* BEGIN *

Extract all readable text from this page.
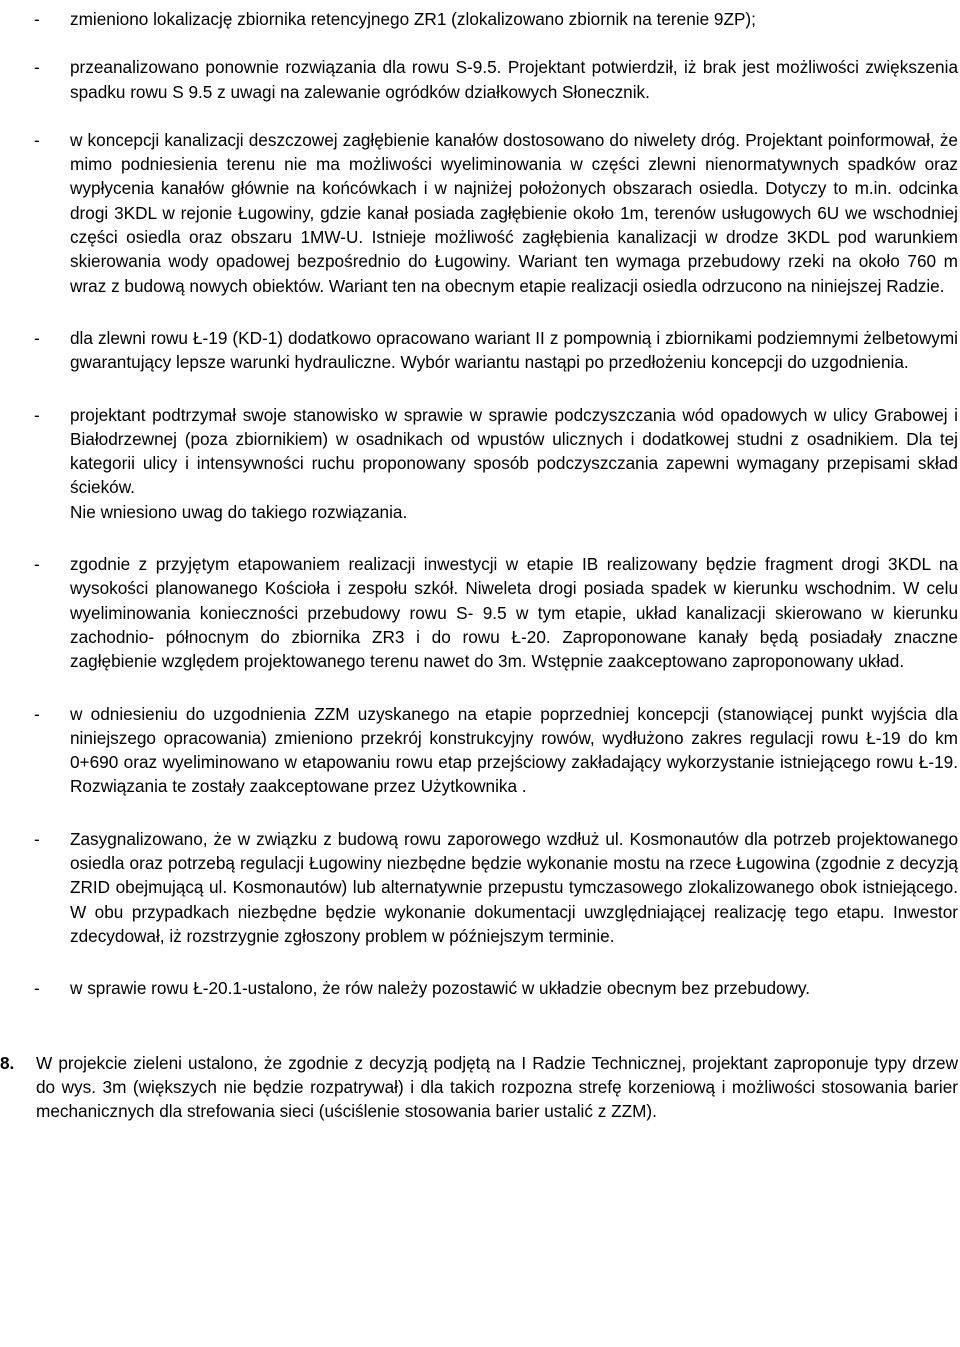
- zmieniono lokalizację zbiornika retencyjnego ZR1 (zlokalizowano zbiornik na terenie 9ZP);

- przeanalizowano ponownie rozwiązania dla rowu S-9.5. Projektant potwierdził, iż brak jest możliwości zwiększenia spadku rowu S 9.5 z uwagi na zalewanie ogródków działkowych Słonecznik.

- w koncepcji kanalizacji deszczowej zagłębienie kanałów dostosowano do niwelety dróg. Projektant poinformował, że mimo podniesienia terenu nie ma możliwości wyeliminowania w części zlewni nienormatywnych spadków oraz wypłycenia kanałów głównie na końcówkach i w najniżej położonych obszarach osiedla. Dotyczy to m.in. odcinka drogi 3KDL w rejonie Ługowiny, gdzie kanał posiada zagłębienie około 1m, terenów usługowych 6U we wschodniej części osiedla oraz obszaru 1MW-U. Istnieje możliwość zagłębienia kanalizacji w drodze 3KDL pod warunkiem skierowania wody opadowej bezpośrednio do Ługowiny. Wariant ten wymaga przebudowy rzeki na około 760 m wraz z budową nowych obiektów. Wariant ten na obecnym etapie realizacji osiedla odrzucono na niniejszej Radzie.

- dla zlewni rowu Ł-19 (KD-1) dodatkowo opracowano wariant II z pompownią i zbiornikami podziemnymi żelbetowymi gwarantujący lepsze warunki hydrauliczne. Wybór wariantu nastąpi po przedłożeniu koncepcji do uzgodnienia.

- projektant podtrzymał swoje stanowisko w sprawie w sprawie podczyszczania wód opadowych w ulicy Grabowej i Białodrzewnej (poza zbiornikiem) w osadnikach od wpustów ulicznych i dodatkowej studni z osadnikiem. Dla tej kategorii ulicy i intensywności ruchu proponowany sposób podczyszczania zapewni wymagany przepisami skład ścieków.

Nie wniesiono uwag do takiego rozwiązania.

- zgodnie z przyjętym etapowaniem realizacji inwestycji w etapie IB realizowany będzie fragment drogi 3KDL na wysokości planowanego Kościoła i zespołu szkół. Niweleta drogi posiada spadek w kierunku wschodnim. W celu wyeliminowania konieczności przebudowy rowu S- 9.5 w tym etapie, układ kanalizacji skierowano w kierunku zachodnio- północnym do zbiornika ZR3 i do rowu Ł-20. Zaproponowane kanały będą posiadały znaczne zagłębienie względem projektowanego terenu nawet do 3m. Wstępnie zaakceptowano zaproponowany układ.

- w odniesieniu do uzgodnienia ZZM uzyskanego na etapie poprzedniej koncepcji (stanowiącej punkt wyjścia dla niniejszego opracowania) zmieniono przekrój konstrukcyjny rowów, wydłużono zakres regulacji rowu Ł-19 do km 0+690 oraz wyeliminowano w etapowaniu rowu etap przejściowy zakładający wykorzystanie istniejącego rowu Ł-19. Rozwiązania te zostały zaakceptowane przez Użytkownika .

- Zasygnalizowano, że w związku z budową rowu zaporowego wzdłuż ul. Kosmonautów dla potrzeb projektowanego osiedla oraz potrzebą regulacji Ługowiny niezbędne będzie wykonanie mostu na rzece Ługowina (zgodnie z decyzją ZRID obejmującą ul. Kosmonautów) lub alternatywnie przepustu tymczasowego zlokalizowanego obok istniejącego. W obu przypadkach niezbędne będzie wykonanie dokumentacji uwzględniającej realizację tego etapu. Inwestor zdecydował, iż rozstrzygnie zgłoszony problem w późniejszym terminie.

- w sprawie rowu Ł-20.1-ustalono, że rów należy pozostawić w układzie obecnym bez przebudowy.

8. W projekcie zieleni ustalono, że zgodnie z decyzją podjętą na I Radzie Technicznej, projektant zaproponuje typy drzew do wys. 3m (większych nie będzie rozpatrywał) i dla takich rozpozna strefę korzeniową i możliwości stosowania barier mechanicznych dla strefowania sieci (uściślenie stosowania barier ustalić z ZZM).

* END *
* BEGIN *

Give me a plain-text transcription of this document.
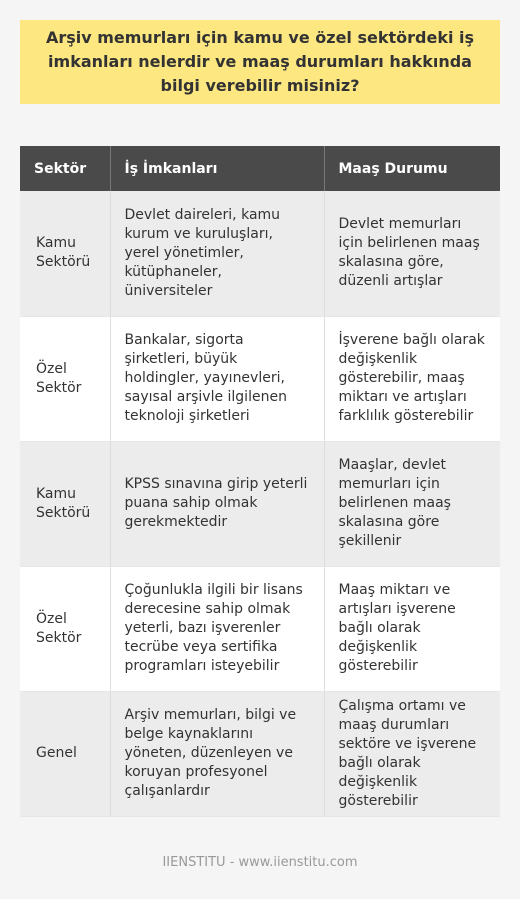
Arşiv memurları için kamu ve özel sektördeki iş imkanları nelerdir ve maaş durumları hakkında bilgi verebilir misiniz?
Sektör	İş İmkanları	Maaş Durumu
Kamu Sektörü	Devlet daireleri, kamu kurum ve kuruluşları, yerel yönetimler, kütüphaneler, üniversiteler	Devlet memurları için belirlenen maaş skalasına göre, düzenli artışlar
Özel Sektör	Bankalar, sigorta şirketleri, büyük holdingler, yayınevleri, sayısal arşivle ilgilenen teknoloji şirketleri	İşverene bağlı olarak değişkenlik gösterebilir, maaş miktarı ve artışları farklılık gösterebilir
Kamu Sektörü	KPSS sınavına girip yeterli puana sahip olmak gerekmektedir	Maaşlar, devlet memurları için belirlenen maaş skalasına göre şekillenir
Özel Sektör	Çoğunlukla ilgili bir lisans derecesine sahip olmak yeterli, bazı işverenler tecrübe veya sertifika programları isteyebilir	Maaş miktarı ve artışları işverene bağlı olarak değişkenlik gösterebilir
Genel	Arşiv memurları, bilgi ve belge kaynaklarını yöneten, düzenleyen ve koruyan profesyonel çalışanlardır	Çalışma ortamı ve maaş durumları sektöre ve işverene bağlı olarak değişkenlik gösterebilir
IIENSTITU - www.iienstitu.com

* END *

• **PROMPT**:
Among the records above, find each line holding the string "gösterebilir" and pull it out.

• **CORRECT ANSWER**:
Özel Sektör	Bankalar, sigorta şirketleri, büyük holdingler, yayınevleri, sayısal arşivle ilgilenen teknoloji şirketleri	İşverene bağlı olarak değişkenlik gösterebilir, maaş miktarı ve artışları farklılık gösterebilir
Özel Sektör	Çoğunlukla ilgili bir lisans derecesine sahip olmak yeterli, bazı işverenler tecrübe veya sertifika programları isteyebilir	Maaş miktarı ve artışları işverene bağlı olarak değişkenlik gösterebilir
Genel	Arşiv memurları, bilgi ve belge kaynaklarını yöneten, düzenleyen ve koruyan profesyonel çalışanlardır	Çalışma ortamı ve maaş durumları sektöre ve işverene bağlı olarak değişkenlik gösterebilir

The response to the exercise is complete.